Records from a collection
"""

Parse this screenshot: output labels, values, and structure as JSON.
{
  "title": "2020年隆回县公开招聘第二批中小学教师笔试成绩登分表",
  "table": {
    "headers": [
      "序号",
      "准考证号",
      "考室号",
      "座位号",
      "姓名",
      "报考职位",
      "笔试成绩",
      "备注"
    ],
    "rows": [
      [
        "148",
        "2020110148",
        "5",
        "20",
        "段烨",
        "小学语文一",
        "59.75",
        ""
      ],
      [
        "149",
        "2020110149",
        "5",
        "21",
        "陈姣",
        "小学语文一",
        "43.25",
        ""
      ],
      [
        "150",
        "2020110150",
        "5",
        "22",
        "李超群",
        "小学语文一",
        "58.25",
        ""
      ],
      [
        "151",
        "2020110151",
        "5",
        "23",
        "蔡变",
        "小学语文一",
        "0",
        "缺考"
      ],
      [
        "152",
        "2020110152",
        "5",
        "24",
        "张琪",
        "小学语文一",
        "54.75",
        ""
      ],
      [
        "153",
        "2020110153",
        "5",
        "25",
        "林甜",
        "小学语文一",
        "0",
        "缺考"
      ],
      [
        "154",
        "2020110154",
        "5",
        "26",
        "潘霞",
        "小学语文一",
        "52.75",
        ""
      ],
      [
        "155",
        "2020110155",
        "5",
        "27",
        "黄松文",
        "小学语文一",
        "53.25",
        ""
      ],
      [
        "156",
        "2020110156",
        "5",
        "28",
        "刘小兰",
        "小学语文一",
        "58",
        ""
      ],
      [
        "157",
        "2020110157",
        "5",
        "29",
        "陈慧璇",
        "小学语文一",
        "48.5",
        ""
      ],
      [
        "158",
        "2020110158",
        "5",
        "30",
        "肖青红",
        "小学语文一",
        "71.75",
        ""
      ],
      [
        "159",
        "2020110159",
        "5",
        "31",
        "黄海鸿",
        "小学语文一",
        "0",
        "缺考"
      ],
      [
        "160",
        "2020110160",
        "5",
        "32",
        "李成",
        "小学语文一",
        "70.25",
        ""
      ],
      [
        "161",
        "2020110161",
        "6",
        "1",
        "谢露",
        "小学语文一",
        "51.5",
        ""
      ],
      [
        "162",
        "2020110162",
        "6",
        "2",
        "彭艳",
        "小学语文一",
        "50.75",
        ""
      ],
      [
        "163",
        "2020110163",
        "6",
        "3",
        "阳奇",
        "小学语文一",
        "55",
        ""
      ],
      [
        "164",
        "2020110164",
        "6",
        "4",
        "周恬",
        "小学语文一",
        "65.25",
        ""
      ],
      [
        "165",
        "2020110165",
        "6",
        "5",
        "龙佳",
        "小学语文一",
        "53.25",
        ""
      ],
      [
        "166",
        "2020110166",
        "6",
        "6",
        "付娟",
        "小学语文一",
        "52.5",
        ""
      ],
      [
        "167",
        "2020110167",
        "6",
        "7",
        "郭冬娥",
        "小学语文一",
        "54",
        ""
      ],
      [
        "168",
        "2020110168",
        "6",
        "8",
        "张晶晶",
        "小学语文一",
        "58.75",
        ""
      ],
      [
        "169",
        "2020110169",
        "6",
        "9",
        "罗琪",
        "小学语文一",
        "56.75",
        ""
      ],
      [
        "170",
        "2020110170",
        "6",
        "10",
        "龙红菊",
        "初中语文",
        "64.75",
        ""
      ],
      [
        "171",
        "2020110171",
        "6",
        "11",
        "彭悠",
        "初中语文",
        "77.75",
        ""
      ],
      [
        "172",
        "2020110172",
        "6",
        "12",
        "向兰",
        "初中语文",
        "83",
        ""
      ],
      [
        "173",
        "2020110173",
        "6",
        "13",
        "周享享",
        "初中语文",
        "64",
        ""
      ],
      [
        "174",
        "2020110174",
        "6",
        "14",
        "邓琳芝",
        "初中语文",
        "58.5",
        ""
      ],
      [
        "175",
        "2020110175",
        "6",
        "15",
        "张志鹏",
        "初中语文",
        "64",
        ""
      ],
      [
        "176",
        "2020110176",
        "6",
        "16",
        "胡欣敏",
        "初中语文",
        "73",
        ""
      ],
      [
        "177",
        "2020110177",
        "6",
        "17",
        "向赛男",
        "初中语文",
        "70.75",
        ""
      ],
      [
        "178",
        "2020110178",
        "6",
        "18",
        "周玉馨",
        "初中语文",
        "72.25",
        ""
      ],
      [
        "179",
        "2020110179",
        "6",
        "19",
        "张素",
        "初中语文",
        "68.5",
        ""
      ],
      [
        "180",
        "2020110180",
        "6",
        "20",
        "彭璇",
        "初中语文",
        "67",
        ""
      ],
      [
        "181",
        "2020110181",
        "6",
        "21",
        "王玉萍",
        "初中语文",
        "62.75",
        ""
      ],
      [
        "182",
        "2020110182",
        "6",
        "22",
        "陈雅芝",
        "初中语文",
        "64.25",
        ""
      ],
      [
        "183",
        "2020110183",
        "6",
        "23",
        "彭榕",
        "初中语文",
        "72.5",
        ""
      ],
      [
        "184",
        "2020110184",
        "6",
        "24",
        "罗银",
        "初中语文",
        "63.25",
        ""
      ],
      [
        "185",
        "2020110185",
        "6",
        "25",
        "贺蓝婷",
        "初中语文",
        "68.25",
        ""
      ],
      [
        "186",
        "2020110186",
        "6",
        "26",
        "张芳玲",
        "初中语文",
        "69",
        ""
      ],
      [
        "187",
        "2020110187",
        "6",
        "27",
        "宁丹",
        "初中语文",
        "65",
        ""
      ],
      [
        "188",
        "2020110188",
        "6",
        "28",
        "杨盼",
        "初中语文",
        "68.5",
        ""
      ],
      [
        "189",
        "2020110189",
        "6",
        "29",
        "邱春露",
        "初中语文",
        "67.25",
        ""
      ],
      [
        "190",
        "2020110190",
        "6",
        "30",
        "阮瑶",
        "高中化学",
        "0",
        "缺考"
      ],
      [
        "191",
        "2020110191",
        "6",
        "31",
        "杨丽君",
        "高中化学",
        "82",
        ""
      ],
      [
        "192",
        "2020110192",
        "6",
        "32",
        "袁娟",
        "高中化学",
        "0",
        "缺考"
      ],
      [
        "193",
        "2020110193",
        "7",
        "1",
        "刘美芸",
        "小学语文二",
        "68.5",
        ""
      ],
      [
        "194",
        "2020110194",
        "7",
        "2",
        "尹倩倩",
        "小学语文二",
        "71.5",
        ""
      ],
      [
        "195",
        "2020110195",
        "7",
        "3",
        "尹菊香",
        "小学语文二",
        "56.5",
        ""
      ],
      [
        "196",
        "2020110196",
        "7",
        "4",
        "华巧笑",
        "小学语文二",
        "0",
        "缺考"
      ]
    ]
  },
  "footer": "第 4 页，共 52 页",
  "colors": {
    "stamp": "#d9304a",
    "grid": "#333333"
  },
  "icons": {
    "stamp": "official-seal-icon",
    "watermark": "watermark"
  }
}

"""

| The exercise |
Please repeat all the records above exactly as they appear.

| Answer |
Parse this screenshot: output labels, values, and structure as JSON.
{
  "title": "2020年隆回县公开招聘第二批中小学教师笔试成绩登分表",
  "table": {
    "headers": [
      "序号",
      "准考证号",
      "考室号",
      "座位号",
      "姓名",
      "报考职位",
      "笔试成绩",
      "备注"
    ],
    "rows": [
      [
        "148",
        "2020110148",
        "5",
        "20",
        "段烨",
        "小学语文一",
        "59.75",
        ""
      ],
      [
        "149",
        "2020110149",
        "5",
        "21",
        "陈姣",
        "小学语文一",
        "43.25",
        ""
      ],
      [
        "150",
        "2020110150",
        "5",
        "22",
        "李超群",
        "小学语文一",
        "58.25",
        ""
      ],
      [
        "151",
        "2020110151",
        "5",
        "23",
        "蔡变",
        "小学语文一",
        "0",
        "缺考"
      ],
      [
        "152",
        "2020110152",
        "5",
        "24",
        "张琪",
        "小学语文一",
        "54.75",
        ""
      ],
      [
        "153",
        "2020110153",
        "5",
        "25",
        "林甜",
        "小学语文一",
        "0",
        "缺考"
      ],
      [
        "154",
        "2020110154",
        "5",
        "26",
        "潘霞",
        "小学语文一",
        "52.75",
        ""
      ],
      [
        "155",
        "2020110155",
        "5",
        "27",
        "黄松文",
        "小学语文一",
        "53.25",
        ""
      ],
      [
        "156",
        "2020110156",
        "5",
        "28",
        "刘小兰",
        "小学语文一",
        "58",
        ""
      ],
      [
        "157",
        "2020110157",
        "5",
        "29",
        "陈慧璇",
        "小学语文一",
        "48.5",
        ""
      ],
      [
        "158",
        "2020110158",
        "5",
        "30",
        "肖青红",
        "小学语文一",
        "71.75",
        ""
      ],
      [
        "159",
        "2020110159",
        "5",
        "31",
        "黄海鸿",
        "小学语文一",
        "0",
        "缺考"
      ],
      [
        "160",
        "2020110160",
        "5",
        "32",
        "李成",
        "小学语文一",
        "70.25",
        ""
      ],
      [
        "161",
        "2020110161",
        "6",
        "1",
        "谢露",
        "小学语文一",
        "51.5",
        ""
      ],
      [
        "162",
        "2020110162",
        "6",
        "2",
        "彭艳",
        "小学语文一",
        "50.75",
        ""
      ],
      [
        "163",
        "2020110163",
        "6",
        "3",
        "阳奇",
        "小学语文一",
        "55",
        ""
      ],
      [
        "164",
        "2020110164",
        "6",
        "4",
        "周恬",
        "小学语文一",
        "65.25",
        ""
      ],
      [
        "165",
        "2020110165",
        "6",
        "5",
        "龙佳",
        "小学语文一",
        "53.25",
        ""
      ],
      [
        "166",
        "2020110166",
        "6",
        "6",
        "付娟",
        "小学语文一",
        "52.5",
        ""
      ],
      [
        "167",
        "2020110167",
        "6",
        "7",
        "郭冬娥",
        "小学语文一",
        "54",
        ""
      ],
      [
        "168",
        "2020110168",
        "6",
        "8",
        "张晶晶",
        "小学语文一",
        "58.75",
        ""
      ],
      [
        "169",
        "2020110169",
        "6",
        "9",
        "罗琪",
        "小学语文一",
        "56.75",
        ""
      ],
      [
        "170",
        "2020110170",
        "6",
        "10",
        "龙红菊",
        "初中语文",
        "64.75",
        ""
      ],
      [
        "171",
        "2020110171",
        "6",
        "11",
        "彭悠",
        "初中语文",
        "77.75",
        ""
      ],
      [
        "172",
        "2020110172",
        "6",
        "12",
        "向兰",
        "初中语文",
        "83",
        ""
      ],
      [
        "173",
        "2020110173",
        "6",
        "13",
        "周享享",
        "初中语文",
        "64",
        ""
      ],
      [
        "174",
        "2020110174",
        "6",
        "14",
        "邓琳芝",
        "初中语文",
        "58.5",
        ""
      ],
      [
        "175",
        "2020110175",
        "6",
        "15",
        "张志鹏",
        "初中语文",
        "64",
        ""
      ],
      [
        "176",
        "2020110176",
        "6",
        "16",
        "胡欣敏",
        "初中语文",
        "73",
        ""
      ],
      [
        "177",
        "2020110177",
        "6",
        "17",
        "向赛男",
        "初中语文",
        "70.75",
        ""
      ],
      [
        "178",
        "2020110178",
        "6",
        "18",
        "周玉馨",
        "初中语文",
        "72.25",
        ""
      ],
      [
        "179",
        "2020110179",
        "6",
        "19",
        "张素",
        "初中语文",
        "68.5",
        ""
      ],
      [
        "180",
        "2020110180",
        "6",
        "20",
        "彭璇",
        "初中语文",
        "67",
        ""
      ],
      [
        "181",
        "2020110181",
        "6",
        "21",
        "王玉萍",
        "初中语文",
        "62.75",
        ""
      ],
      [
        "182",
        "2020110182",
        "6",
        "22",
        "陈雅芝",
        "初中语文",
        "64.25",
        ""
      ],
      [
        "183",
        "2020110183",
        "6",
        "23",
        "彭榕",
        "初中语文",
        "72.5",
        ""
      ],
      [
        "184",
        "2020110184",
        "6",
        "24",
        "罗银",
        "初中语文",
        "63.25",
        ""
      ],
      [
        "185",
        "2020110185",
        "6",
        "25",
        "贺蓝婷",
        "初中语文",
        "68.25",
        ""
      ],
      [
        "186",
        "2020110186",
        "6",
        "26",
        "张芳玲",
        "初中语文",
        "69",
        ""
      ],
      [
        "187",
        "2020110187",
        "6",
        "27",
        "宁丹",
        "初中语文",
        "65",
        ""
      ],
      [
        "188",
        "2020110188",
        "6",
        "28",
        "杨盼",
        "初中语文",
        "68.5",
        ""
      ],
      [
        "189",
        "2020110189",
        "6",
        "29",
        "邱春露",
        "初中语文",
        "67.25",
        ""
      ],
      [
        "190",
        "2020110190",
        "6",
        "30",
        "阮瑶",
        "高中化学",
        "0",
        "缺考"
      ],
      [
        "191",
        "2020110191",
        "6",
        "31",
        "杨丽君",
        "高中化学",
        "82",
        ""
      ],
      [
        "192",
        "2020110192",
        "6",
        "32",
        "袁娟",
        "高中化学",
        "0",
        "缺考"
      ],
      [
        "193",
        "2020110193",
        "7",
        "1",
        "刘美芸",
        "小学语文二",
        "68.5",
        ""
      ],
      [
        "194",
        "2020110194",
        "7",
        "2",
        "尹倩倩",
        "小学语文二",
        "71.5",
        ""
      ],
      [
        "195",
        "2020110195",
        "7",
        "3",
        "尹菊香",
        "小学语文二",
        "56.5",
        ""
      ],
      [
        "196",
        "2020110196",
        "7",
        "4",
        "华巧笑",
        "小学语文二",
        "0",
        "缺考"
      ]
    ]
  },
  "footer": "第 4 页，共 52 页",
  "colors": {
    "stamp": "#d9304a",
    "grid": "#333333"
  },
  "icons": {
    "stamp": "official-seal-icon",
    "watermark": "watermark"
  }
}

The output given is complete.